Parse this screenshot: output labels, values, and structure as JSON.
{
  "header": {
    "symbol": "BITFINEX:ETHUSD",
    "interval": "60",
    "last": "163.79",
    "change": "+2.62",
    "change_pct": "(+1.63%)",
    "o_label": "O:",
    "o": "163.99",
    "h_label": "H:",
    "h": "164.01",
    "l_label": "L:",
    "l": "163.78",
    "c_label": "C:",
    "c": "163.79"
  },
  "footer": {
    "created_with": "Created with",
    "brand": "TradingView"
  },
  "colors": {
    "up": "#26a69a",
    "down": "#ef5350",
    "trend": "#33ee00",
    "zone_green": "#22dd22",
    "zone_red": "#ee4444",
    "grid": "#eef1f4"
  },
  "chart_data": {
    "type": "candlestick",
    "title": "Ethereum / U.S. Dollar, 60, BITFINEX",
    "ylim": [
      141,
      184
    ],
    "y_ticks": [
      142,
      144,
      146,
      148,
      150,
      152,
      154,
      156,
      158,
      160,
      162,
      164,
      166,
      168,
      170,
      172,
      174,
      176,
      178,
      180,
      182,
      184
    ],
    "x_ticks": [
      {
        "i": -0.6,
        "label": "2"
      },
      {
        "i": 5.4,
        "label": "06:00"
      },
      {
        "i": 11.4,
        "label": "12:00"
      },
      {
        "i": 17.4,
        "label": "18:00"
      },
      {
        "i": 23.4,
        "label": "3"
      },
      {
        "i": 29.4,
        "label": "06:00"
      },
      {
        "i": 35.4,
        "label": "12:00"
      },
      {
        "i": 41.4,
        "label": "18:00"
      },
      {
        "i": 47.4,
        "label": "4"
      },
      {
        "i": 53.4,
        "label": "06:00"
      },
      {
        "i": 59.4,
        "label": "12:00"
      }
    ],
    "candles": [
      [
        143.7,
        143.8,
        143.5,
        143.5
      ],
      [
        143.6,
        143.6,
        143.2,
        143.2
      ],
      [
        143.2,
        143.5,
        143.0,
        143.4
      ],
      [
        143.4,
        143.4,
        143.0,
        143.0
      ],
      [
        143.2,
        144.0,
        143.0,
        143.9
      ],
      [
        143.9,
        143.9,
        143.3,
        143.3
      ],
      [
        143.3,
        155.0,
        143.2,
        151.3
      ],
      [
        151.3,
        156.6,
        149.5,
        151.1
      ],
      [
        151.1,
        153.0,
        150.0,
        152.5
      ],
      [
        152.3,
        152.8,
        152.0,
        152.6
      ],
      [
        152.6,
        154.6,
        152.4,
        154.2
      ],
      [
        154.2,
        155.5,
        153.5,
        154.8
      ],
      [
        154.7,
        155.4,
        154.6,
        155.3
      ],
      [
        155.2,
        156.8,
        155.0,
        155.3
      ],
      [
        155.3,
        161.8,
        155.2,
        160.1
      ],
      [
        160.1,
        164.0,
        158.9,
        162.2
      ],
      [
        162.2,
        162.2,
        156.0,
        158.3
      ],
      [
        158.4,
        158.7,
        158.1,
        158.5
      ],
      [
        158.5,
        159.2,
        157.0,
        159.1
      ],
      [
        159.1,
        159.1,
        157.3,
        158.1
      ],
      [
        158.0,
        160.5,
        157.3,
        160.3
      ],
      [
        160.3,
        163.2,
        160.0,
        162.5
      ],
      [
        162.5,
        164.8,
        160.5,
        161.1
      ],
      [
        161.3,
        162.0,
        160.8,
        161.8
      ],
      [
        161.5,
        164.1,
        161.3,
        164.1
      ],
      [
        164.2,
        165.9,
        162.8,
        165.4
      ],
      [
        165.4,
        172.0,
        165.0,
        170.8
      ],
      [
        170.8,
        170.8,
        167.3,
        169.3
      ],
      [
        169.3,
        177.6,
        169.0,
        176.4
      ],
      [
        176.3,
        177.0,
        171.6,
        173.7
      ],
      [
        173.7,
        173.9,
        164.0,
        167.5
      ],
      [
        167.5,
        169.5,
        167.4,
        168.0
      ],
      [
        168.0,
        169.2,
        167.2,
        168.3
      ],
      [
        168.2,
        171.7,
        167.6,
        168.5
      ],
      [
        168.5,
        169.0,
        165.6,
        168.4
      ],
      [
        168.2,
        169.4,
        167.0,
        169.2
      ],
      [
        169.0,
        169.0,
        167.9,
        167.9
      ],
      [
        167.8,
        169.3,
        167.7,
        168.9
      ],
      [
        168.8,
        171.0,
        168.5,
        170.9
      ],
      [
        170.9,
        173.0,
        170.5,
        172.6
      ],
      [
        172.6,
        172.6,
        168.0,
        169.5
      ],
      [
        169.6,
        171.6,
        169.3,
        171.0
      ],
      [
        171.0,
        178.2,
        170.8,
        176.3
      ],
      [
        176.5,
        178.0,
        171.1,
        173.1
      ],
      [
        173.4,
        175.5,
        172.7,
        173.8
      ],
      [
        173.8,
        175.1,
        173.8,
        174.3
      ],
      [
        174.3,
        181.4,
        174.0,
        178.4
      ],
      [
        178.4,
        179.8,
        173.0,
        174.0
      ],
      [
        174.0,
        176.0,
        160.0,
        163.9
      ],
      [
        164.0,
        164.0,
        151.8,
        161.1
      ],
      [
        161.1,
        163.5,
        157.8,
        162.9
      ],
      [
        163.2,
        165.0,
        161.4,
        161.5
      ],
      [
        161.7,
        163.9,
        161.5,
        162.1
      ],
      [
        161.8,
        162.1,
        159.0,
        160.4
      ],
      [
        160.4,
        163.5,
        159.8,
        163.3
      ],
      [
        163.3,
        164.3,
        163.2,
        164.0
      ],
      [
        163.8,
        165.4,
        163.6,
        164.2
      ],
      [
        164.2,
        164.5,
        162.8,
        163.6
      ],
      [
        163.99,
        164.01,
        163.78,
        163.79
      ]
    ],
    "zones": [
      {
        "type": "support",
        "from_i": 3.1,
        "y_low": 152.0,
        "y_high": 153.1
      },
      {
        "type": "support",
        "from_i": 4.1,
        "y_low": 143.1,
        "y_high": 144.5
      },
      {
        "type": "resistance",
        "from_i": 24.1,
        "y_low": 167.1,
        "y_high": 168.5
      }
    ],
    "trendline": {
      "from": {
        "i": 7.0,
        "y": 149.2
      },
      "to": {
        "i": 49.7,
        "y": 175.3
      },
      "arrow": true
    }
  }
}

Do this: Write down the full listing again, exactly.

Written answer:
Parse this screenshot: output labels, values, and structure as JSON.
{
  "header": {
    "symbol": "BITFINEX:ETHUSD",
    "interval": "60",
    "last": "163.79",
    "change": "+2.62",
    "change_pct": "(+1.63%)",
    "o_label": "O:",
    "o": "163.99",
    "h_label": "H:",
    "h": "164.01",
    "l_label": "L:",
    "l": "163.78",
    "c_label": "C:",
    "c": "163.79"
  },
  "footer": {
    "created_with": "Created with",
    "brand": "TradingView"
  },
  "colors": {
    "up": "#26a69a",
    "down": "#ef5350",
    "trend": "#33ee00",
    "zone_green": "#22dd22",
    "zone_red": "#ee4444",
    "grid": "#eef1f4"
  },
  "chart_data": {
    "type": "candlestick",
    "title": "Ethereum / U.S. Dollar, 60, BITFINEX",
    "ylim": [
      141,
      184
    ],
    "y_ticks": [
      142,
      144,
      146,
      148,
      150,
      152,
      154,
      156,
      158,
      160,
      162,
      164,
      166,
      168,
      170,
      172,
      174,
      176,
      178,
      180,
      182,
      184
    ],
    "x_ticks": [
      {
        "i": -0.6,
        "label": "2"
      },
      {
        "i": 5.4,
        "label": "06:00"
      },
      {
        "i": 11.4,
        "label": "12:00"
      },
      {
        "i": 17.4,
        "label": "18:00"
      },
      {
        "i": 23.4,
        "label": "3"
      },
      {
        "i": 29.4,
        "label": "06:00"
      },
      {
        "i": 35.4,
        "label": "12:00"
      },
      {
        "i": 41.4,
        "label": "18:00"
      },
      {
        "i": 47.4,
        "label": "4"
      },
      {
        "i": 53.4,
        "label": "06:00"
      },
      {
        "i": 59.4,
        "label": "12:00"
      }
    ],
    "candles": [
      [
        143.7,
        143.8,
        143.5,
        143.5
      ],
      [
        143.6,
        143.6,
        143.2,
        143.2
      ],
      [
        143.2,
        143.5,
        143.0,
        143.4
      ],
      [
        143.4,
        143.4,
        143.0,
        143.0
      ],
      [
        143.2,
        144.0,
        143.0,
        143.9
      ],
      [
        143.9,
        143.9,
        143.3,
        143.3
      ],
      [
        143.3,
        155.0,
        143.2,
        151.3
      ],
      [
        151.3,
        156.6,
        149.5,
        151.1
      ],
      [
        151.1,
        153.0,
        150.0,
        152.5
      ],
      [
        152.3,
        152.8,
        152.0,
        152.6
      ],
      [
        152.6,
        154.6,
        152.4,
        154.2
      ],
      [
        154.2,
        155.5,
        153.5,
        154.8
      ],
      [
        154.7,
        155.4,
        154.6,
        155.3
      ],
      [
        155.2,
        156.8,
        155.0,
        155.3
      ],
      [
        155.3,
        161.8,
        155.2,
        160.1
      ],
      [
        160.1,
        164.0,
        158.9,
        162.2
      ],
      [
        162.2,
        162.2,
        156.0,
        158.3
      ],
      [
        158.4,
        158.7,
        158.1,
        158.5
      ],
      [
        158.5,
        159.2,
        157.0,
        159.1
      ],
      [
        159.1,
        159.1,
        157.3,
        158.1
      ],
      [
        158.0,
        160.5,
        157.3,
        160.3
      ],
      [
        160.3,
        163.2,
        160.0,
        162.5
      ],
      [
        162.5,
        164.8,
        160.5,
        161.1
      ],
      [
        161.3,
        162.0,
        160.8,
        161.8
      ],
      [
        161.5,
        164.1,
        161.3,
        164.1
      ],
      [
        164.2,
        165.9,
        162.8,
        165.4
      ],
      [
        165.4,
        172.0,
        165.0,
        170.8
      ],
      [
        170.8,
        170.8,
        167.3,
        169.3
      ],
      [
        169.3,
        177.6,
        169.0,
        176.4
      ],
      [
        176.3,
        177.0,
        171.6,
        173.7
      ],
      [
        173.7,
        173.9,
        164.0,
        167.5
      ],
      [
        167.5,
        169.5,
        167.4,
        168.0
      ],
      [
        168.0,
        169.2,
        167.2,
        168.3
      ],
      [
        168.2,
        171.7,
        167.6,
        168.5
      ],
      [
        168.5,
        169.0,
        165.6,
        168.4
      ],
      [
        168.2,
        169.4,
        167.0,
        169.2
      ],
      [
        169.0,
        169.0,
        167.9,
        167.9
      ],
      [
        167.8,
        169.3,
        167.7,
        168.9
      ],
      [
        168.8,
        171.0,
        168.5,
        170.9
      ],
      [
        170.9,
        173.0,
        170.5,
        172.6
      ],
      [
        172.6,
        172.6,
        168.0,
        169.5
      ],
      [
        169.6,
        171.6,
        169.3,
        171.0
      ],
      [
        171.0,
        178.2,
        170.8,
        176.3
      ],
      [
        176.5,
        178.0,
        171.1,
        173.1
      ],
      [
        173.4,
        175.5,
        172.7,
        173.8
      ],
      [
        173.8,
        175.1,
        173.8,
        174.3
      ],
      [
        174.3,
        181.4,
        174.0,
        178.4
      ],
      [
        178.4,
        179.8,
        173.0,
        174.0
      ],
      [
        174.0,
        176.0,
        160.0,
        163.9
      ],
      [
        164.0,
        164.0,
        151.8,
        161.1
      ],
      [
        161.1,
        163.5,
        157.8,
        162.9
      ],
      [
        163.2,
        165.0,
        161.4,
        161.5
      ],
      [
        161.7,
        163.9,
        161.5,
        162.1
      ],
      [
        161.8,
        162.1,
        159.0,
        160.4
      ],
      [
        160.4,
        163.5,
        159.8,
        163.3
      ],
      [
        163.3,
        164.3,
        163.2,
        164.0
      ],
      [
        163.8,
        165.4,
        163.6,
        164.2
      ],
      [
        164.2,
        164.5,
        162.8,
        163.6
      ],
      [
        163.99,
        164.01,
        163.78,
        163.79
      ]
    ],
    "zones": [
      {
        "type": "support",
        "from_i": 3.1,
        "y_low": 152.0,
        "y_high": 153.1
      },
      {
        "type": "support",
        "from_i": 4.1,
        "y_low": 143.1,
        "y_high": 144.5
      },
      {
        "type": "resistance",
        "from_i": 24.1,
        "y_low": 167.1,
        "y_high": 168.5
      }
    ],
    "trendline": {
      "from": {
        "i": 7.0,
        "y": 149.2
      },
      "to": {
        "i": 49.7,
        "y": 175.3
      },
      "arrow": true
    }
  }
}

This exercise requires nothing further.